* start GIVEN RECORDS *
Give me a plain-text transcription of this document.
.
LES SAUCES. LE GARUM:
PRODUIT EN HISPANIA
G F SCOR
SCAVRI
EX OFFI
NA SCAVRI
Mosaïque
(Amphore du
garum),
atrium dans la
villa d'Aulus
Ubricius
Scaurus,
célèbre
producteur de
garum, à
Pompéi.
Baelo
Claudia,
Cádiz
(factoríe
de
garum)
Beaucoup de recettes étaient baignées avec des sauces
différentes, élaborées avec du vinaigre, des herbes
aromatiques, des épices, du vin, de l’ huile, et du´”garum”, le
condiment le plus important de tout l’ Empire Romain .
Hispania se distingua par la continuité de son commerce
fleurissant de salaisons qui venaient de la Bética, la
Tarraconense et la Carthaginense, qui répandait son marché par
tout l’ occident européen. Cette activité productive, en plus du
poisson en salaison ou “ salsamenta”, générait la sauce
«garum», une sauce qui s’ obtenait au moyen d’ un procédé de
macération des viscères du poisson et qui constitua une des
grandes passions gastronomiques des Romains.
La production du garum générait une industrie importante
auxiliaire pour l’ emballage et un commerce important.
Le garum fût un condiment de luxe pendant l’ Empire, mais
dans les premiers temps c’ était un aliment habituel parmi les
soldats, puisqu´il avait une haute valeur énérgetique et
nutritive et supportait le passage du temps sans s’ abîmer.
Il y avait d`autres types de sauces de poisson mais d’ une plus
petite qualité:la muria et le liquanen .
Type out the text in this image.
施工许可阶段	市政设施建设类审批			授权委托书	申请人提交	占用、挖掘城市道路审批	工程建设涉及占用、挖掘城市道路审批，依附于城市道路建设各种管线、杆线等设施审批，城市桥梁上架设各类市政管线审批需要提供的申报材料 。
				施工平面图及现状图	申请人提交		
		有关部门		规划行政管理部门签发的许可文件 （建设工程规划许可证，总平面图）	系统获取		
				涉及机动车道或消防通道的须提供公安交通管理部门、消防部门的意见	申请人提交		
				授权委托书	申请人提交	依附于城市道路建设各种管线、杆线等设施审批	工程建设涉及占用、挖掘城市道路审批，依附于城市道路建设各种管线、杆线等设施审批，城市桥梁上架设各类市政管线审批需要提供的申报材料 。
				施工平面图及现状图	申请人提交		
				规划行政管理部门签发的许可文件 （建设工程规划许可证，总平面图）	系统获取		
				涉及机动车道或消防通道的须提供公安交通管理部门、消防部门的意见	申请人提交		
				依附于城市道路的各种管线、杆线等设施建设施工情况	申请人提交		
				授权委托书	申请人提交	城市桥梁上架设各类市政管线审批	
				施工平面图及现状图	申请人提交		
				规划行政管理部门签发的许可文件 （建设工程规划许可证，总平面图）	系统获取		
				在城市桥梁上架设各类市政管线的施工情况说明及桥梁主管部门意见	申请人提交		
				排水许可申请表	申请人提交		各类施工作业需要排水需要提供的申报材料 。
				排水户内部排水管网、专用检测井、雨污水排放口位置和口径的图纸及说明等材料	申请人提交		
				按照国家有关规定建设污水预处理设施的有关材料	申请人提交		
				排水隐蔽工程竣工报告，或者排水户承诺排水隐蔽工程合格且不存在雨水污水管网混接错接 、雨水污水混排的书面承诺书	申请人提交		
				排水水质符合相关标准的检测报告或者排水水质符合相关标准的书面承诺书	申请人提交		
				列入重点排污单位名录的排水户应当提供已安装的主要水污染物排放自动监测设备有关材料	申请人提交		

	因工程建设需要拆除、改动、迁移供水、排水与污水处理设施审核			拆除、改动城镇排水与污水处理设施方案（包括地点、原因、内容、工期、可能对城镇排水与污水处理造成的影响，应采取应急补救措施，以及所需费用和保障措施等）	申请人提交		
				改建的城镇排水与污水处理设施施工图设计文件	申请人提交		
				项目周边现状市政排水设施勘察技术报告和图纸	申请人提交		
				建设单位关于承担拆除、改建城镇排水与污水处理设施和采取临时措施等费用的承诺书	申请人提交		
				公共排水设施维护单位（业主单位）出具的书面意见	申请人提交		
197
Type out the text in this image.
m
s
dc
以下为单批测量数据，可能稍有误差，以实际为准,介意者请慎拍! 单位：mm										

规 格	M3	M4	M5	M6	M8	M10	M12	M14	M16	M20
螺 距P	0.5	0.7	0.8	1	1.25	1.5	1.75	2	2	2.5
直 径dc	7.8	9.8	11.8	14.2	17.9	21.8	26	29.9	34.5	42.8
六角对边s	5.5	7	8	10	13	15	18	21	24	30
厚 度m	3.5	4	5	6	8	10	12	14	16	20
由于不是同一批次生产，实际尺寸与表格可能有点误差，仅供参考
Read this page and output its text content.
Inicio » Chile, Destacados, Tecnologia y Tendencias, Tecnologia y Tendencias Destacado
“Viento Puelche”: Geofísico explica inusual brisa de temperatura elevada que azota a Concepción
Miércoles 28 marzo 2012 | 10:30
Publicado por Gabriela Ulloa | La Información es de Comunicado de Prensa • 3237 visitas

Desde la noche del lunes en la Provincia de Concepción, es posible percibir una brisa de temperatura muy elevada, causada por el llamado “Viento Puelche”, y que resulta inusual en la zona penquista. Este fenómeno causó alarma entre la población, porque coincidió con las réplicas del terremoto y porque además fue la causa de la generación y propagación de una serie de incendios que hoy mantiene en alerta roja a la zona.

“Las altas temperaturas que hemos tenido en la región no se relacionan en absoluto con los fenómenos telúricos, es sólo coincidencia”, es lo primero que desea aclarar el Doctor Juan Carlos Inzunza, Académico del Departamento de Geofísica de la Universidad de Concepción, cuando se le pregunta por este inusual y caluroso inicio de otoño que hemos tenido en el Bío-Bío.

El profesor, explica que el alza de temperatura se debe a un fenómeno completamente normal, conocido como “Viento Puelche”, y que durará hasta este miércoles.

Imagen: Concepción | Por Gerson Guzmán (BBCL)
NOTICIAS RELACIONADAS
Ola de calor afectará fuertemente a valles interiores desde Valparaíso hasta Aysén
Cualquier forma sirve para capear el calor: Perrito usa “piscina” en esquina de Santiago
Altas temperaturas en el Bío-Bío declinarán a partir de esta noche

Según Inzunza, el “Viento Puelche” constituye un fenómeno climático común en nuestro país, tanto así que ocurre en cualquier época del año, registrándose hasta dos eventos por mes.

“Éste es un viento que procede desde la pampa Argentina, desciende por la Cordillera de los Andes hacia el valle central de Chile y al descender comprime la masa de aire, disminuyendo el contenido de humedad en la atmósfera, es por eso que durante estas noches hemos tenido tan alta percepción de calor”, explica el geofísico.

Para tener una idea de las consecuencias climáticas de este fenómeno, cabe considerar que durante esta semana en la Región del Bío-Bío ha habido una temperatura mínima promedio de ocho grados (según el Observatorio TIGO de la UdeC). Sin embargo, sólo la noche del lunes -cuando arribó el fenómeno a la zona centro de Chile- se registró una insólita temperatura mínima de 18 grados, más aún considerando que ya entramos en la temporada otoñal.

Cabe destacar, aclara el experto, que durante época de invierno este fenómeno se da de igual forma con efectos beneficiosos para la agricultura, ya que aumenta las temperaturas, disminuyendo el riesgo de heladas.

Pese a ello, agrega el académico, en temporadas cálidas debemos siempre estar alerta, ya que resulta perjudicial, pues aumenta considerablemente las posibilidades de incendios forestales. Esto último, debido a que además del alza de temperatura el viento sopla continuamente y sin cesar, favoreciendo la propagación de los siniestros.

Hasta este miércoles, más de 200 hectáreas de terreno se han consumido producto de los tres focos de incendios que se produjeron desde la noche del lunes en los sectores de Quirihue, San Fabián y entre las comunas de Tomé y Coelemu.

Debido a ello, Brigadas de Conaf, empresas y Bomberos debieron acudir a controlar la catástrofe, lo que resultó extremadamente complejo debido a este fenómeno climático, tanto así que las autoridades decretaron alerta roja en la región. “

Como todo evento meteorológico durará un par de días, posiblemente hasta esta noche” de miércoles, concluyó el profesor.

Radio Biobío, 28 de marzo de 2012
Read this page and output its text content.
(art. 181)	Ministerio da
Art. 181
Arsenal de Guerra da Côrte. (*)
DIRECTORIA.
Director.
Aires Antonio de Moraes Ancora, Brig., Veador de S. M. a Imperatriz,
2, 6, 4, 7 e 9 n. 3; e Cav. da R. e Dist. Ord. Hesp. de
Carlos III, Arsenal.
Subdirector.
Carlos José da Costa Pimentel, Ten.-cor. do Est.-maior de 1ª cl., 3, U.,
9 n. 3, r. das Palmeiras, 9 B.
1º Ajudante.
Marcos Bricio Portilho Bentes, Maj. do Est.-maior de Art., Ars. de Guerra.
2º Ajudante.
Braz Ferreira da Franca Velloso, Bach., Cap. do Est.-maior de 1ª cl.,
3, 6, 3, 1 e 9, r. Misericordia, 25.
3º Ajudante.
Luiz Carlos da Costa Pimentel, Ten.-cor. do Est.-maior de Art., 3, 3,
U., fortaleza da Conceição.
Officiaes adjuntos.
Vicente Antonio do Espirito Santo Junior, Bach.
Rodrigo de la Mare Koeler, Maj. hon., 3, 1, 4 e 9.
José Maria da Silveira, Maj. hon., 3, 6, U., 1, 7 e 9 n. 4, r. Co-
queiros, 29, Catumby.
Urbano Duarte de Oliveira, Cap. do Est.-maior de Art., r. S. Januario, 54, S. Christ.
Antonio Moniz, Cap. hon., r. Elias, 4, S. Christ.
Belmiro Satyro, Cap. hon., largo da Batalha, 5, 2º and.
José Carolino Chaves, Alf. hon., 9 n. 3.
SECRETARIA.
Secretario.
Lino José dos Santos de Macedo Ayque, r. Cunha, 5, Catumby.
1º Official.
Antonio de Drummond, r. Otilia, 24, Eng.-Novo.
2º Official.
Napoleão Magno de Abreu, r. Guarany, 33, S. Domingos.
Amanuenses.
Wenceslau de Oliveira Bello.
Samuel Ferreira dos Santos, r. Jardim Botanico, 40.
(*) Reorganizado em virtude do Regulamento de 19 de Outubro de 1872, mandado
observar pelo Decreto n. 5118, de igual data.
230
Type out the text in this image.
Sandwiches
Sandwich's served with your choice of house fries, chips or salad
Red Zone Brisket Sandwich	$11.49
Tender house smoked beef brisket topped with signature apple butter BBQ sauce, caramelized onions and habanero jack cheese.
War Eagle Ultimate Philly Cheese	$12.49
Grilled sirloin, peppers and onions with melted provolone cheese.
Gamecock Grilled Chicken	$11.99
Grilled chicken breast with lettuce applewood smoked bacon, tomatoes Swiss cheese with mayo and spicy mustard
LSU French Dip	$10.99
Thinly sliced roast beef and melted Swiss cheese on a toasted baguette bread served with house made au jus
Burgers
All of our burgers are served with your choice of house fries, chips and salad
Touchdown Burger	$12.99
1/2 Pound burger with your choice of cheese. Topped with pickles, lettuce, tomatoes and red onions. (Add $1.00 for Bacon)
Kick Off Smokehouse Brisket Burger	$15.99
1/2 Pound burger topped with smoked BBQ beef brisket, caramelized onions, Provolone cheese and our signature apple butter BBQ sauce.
* end GIVEN RECORDS *
REQUIRED TASK: Each line in the listing above either holds the string "temps" or does not; state how many do, giving the number only.

RESULT FOR THIS EXERCISE: 2